RECORDS TO PROCESS:

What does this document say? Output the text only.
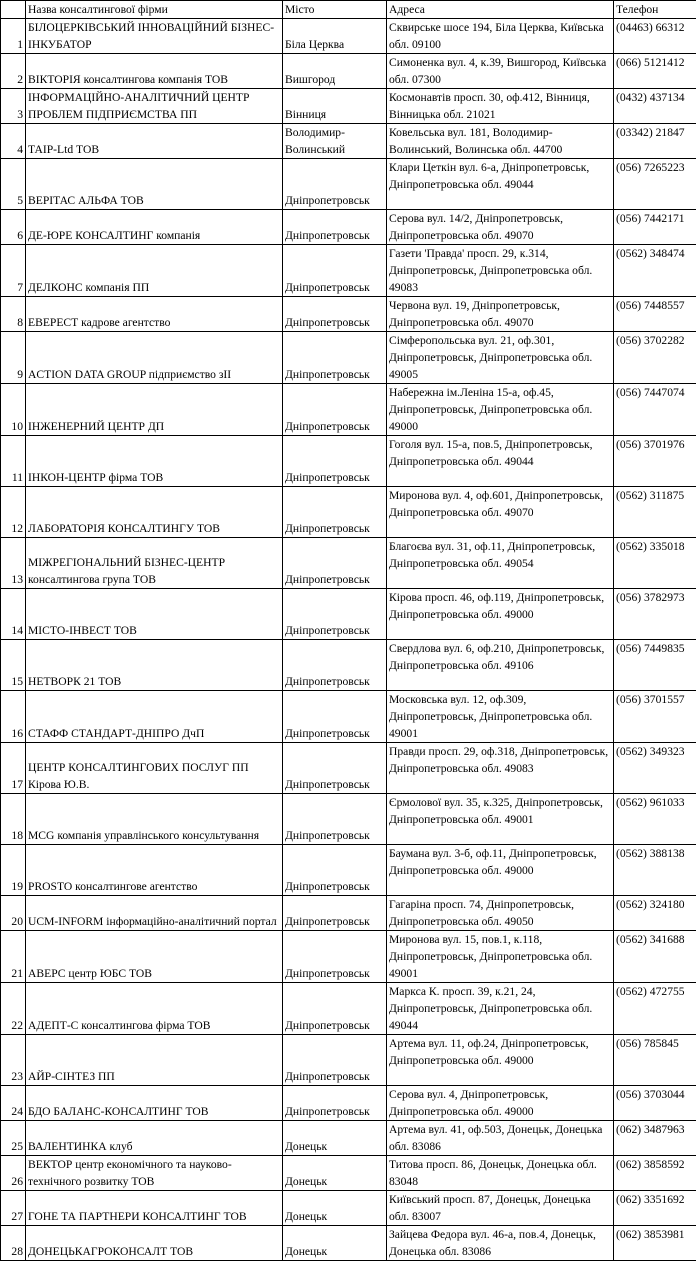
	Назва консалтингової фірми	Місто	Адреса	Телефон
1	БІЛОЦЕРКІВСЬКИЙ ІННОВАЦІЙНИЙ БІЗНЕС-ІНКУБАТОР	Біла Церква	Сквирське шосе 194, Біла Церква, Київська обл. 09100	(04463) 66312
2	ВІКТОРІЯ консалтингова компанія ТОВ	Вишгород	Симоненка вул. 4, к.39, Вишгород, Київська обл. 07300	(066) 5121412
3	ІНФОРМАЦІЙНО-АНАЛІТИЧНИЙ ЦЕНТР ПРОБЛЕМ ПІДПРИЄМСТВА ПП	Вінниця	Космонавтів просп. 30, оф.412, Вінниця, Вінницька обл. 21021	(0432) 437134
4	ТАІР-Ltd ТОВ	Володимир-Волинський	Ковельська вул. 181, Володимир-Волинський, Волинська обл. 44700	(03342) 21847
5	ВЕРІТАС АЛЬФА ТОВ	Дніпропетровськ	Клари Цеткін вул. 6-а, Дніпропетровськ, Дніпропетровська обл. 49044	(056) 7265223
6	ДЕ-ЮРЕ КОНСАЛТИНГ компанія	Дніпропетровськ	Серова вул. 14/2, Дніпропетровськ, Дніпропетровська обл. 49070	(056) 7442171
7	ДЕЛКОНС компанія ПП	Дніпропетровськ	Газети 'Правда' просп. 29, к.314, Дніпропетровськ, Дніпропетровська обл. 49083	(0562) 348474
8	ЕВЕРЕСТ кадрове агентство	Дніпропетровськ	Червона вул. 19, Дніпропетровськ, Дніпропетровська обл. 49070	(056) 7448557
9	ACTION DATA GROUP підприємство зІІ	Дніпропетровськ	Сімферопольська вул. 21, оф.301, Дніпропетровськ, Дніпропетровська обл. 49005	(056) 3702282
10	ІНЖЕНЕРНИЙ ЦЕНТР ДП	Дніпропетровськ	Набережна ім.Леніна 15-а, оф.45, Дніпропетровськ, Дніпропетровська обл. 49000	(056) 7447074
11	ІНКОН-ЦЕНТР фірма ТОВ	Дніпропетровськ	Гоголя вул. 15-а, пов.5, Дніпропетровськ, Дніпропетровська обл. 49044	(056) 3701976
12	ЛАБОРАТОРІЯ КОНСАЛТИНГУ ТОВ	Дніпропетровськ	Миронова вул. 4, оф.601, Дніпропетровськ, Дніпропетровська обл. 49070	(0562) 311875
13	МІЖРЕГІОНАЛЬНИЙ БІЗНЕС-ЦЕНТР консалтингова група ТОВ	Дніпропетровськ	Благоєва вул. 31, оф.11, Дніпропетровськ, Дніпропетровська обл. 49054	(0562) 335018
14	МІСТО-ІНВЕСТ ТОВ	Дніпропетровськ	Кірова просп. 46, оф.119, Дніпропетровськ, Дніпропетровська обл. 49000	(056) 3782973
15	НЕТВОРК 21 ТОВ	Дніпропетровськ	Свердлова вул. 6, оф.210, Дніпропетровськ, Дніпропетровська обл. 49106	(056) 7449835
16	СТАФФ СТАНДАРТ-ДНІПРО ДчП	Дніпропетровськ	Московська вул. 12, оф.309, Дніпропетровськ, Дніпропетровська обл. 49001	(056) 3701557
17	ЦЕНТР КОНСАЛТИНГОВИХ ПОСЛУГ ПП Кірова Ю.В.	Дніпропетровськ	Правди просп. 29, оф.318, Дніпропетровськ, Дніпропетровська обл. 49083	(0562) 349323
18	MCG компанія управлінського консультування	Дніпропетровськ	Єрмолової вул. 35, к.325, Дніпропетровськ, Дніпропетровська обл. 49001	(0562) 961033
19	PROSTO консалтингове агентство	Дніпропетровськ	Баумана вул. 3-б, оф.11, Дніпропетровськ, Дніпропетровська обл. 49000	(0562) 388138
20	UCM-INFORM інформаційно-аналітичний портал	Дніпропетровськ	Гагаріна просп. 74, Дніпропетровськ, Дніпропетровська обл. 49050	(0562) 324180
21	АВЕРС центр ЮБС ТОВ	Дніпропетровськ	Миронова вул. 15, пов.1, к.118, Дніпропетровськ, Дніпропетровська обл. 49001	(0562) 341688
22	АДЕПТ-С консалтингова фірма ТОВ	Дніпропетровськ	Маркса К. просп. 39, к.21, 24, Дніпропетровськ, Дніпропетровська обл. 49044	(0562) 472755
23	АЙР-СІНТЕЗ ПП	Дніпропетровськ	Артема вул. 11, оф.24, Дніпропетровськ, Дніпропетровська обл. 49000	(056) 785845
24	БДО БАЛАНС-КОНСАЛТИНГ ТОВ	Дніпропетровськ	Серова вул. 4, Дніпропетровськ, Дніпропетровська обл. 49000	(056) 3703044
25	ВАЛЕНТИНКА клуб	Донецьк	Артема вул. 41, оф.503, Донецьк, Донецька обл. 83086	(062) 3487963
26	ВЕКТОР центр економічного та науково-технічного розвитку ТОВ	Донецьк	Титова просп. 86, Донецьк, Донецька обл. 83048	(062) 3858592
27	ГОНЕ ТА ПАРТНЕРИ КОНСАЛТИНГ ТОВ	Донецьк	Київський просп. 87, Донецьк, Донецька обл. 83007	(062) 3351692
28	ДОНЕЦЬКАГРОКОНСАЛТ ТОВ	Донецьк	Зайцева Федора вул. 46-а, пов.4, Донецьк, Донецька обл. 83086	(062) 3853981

WHAT YOU NEED TO DO: Which lines hold the word "агентство"? Return all of them from the records above.

RESPONSE TO THIS EXERCISE:
8	ЕВЕРЕСТ кадрове агентство	Дніпропетровськ	Червона вул. 19, Дніпропетровськ, Дніпропетровська обл. 49070	(056) 7448557
19	PROSTO консалтингове агентство	Дніпропетровськ	Баумана вул. 3-б, оф.11, Дніпропетровськ, Дніпропетровська обл. 49000	(0562) 388138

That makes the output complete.